§ **WHAT IS REQUIRED**:
Check each line of the records below for the string "that", then state how many lines contain it, with no other output.

-- begin RECORDS SUPPLIED --

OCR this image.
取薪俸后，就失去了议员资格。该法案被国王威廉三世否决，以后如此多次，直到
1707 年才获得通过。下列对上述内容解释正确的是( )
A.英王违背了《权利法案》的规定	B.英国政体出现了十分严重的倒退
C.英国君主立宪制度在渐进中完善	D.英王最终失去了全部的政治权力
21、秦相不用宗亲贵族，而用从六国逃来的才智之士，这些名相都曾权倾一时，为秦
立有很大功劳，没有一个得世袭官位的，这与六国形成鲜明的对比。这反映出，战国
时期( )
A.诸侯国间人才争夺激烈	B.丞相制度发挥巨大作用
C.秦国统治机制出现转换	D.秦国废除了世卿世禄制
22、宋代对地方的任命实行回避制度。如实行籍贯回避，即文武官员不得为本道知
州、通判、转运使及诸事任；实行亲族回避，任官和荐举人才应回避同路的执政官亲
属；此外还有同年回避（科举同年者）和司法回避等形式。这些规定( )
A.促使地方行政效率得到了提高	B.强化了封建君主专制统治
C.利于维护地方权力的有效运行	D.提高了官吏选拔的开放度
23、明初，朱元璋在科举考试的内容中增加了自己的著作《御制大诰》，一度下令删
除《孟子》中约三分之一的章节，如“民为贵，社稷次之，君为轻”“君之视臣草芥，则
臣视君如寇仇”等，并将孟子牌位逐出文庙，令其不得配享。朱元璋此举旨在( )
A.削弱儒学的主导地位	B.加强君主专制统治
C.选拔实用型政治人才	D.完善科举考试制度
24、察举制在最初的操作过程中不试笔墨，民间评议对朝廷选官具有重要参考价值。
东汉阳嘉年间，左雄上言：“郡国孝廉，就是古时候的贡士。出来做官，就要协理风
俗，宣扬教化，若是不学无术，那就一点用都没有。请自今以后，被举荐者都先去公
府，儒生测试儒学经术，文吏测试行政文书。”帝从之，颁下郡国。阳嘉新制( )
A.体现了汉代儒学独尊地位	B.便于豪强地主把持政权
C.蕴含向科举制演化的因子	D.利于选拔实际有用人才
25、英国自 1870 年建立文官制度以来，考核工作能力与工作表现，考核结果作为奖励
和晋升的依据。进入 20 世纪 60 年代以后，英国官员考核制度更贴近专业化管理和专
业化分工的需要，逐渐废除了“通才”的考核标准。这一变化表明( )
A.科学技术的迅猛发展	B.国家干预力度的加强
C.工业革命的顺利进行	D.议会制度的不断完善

-- end RECORDS SUPPLIED --
-- begin RECORDS SUPPLIED --

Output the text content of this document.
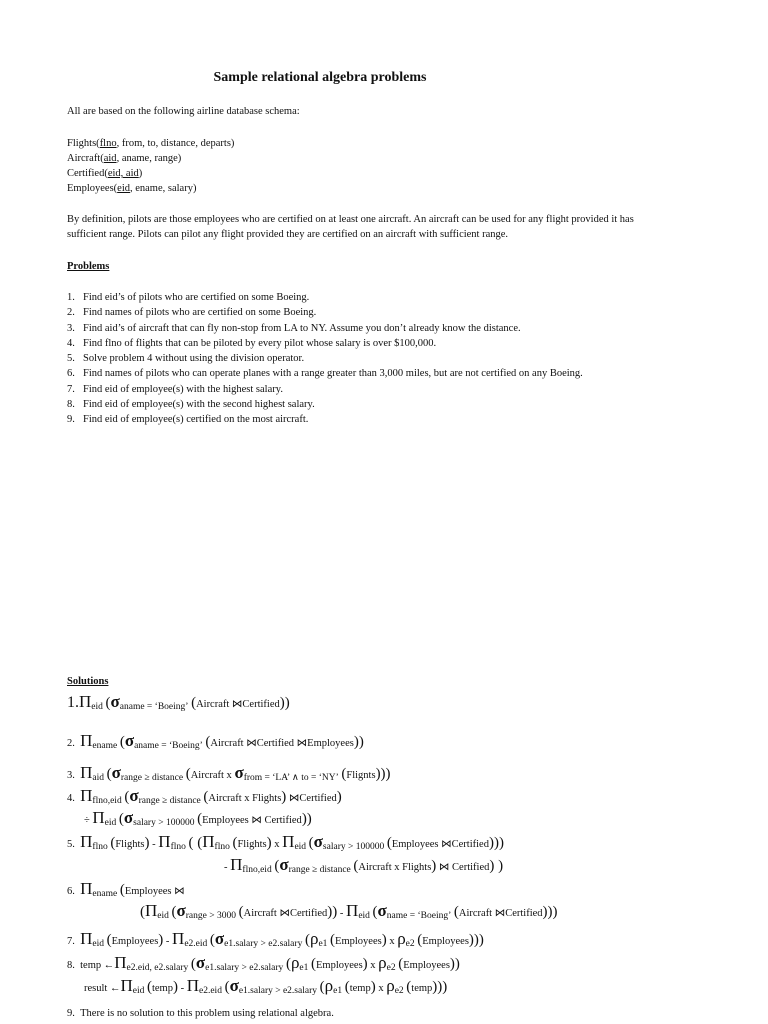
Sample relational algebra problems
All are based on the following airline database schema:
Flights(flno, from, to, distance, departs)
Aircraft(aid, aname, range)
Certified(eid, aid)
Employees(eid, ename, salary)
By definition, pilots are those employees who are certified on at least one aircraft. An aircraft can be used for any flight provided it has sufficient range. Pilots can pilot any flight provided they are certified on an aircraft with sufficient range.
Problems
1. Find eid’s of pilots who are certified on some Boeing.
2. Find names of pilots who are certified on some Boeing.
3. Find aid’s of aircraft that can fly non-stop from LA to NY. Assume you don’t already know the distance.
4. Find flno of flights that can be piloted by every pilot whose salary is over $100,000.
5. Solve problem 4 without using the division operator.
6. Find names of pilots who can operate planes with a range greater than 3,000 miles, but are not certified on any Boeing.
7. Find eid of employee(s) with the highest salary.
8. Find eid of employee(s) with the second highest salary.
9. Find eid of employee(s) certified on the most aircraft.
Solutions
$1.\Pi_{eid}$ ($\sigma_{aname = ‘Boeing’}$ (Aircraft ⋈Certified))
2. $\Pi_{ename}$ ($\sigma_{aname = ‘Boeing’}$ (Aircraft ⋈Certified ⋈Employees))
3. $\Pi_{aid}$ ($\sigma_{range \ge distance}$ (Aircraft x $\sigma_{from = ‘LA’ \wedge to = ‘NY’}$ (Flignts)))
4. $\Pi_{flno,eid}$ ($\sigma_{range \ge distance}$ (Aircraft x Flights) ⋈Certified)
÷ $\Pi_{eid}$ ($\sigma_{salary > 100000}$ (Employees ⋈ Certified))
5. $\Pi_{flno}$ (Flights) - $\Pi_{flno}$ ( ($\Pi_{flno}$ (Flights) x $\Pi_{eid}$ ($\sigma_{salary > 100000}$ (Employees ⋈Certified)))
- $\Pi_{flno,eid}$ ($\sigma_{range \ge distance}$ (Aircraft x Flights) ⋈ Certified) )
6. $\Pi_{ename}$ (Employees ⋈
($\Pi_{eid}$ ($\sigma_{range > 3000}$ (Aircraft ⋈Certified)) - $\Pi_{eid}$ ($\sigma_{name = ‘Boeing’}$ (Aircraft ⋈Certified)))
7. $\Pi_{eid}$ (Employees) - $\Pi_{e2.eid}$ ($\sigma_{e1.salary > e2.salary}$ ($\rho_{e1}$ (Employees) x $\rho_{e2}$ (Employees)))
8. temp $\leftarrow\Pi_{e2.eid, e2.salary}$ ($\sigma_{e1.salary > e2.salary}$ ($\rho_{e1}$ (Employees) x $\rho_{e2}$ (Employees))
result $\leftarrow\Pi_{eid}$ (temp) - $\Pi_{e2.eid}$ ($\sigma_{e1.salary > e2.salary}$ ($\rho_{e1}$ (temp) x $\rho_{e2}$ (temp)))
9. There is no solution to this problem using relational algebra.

-- end RECORDS SUPPLIED --

§ **FINAL RESULT**:
2